AIM OF THE EXERCISE → Can you render the records as a numbered list, starting at the first line and ending at the line that contains "y-axis-title: 次數 bbox=[19, 116, 37, 196]", with both of those lines included, no other lines, and blank lines left out?

Start of DATA IN THIS EXERCISE

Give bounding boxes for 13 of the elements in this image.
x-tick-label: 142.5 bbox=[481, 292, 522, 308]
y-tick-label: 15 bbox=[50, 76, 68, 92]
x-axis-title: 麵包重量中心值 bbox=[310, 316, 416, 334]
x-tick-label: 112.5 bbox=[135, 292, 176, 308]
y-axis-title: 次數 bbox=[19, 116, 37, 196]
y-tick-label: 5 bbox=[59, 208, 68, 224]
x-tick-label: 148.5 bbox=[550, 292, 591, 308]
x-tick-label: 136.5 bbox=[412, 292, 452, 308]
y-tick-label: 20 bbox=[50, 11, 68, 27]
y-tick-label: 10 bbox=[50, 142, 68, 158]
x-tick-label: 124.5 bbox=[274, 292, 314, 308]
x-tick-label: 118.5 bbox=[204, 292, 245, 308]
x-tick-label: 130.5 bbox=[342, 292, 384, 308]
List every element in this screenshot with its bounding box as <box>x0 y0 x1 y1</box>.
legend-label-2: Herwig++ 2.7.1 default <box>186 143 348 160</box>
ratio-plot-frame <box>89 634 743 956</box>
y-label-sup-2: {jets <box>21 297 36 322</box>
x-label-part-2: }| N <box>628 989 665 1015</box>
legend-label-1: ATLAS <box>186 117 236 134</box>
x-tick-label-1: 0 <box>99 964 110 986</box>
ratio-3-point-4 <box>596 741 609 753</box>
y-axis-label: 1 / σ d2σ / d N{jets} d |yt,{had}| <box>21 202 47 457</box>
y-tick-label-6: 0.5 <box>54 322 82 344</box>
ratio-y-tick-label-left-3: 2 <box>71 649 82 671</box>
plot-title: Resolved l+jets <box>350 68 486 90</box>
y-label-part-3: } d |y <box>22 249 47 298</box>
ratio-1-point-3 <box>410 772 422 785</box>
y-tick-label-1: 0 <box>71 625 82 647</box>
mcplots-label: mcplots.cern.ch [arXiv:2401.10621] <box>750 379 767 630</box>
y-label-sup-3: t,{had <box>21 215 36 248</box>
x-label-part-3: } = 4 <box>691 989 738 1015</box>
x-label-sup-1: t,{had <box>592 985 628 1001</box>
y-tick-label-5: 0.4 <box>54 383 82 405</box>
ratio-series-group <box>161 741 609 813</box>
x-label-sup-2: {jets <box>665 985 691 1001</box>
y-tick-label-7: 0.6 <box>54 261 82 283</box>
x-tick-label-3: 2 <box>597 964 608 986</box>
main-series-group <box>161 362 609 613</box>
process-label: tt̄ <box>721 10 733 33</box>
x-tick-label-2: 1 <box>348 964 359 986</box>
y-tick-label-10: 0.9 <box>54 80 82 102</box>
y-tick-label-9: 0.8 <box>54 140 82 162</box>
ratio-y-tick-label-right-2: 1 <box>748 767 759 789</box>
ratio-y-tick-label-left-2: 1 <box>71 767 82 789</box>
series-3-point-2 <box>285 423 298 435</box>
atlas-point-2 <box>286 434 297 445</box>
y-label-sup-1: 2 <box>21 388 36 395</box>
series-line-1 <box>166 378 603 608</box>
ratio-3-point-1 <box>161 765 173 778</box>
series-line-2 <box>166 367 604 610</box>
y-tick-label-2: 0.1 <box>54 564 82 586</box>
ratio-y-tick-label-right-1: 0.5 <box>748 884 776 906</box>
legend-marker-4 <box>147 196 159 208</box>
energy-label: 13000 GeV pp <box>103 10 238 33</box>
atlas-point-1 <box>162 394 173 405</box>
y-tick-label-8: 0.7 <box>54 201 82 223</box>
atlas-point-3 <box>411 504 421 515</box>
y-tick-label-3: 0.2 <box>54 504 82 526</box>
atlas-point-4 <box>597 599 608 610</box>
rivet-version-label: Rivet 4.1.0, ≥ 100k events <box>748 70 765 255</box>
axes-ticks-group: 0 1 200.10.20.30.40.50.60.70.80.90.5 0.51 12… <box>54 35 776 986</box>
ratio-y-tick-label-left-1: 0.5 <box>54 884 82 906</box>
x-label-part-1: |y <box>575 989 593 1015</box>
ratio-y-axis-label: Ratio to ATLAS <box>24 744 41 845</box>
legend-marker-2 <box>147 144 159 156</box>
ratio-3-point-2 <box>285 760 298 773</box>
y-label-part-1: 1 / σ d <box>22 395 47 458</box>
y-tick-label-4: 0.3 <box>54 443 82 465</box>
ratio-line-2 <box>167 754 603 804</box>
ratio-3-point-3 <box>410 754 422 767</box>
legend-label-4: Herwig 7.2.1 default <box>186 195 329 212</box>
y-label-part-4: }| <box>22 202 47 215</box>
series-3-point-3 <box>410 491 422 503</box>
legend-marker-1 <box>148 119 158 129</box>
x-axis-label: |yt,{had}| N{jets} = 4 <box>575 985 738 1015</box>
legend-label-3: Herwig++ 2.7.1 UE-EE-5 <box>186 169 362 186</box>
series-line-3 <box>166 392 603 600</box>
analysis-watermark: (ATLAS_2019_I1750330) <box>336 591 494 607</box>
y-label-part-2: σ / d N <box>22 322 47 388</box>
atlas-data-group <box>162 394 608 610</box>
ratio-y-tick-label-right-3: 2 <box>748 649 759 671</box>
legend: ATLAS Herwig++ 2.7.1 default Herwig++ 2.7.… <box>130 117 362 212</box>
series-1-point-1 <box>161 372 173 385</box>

End of DATA IN THIS EXERCISE

SOLUTION TO THE PROBLEM →
1. Give bounding boxes for 13 of the elements in this image.
2. x-tick-label: 142.5 bbox=[481, 292, 522, 308]
3. y-tick-label: 15 bbox=[50, 76, 68, 92]
4. x-axis-title: 麵包重量中心值 bbox=[310, 316, 416, 334]
5. x-tick-label: 112.5 bbox=[135, 292, 176, 308]
6. y-axis-title: 次數 bbox=[19, 116, 37, 196]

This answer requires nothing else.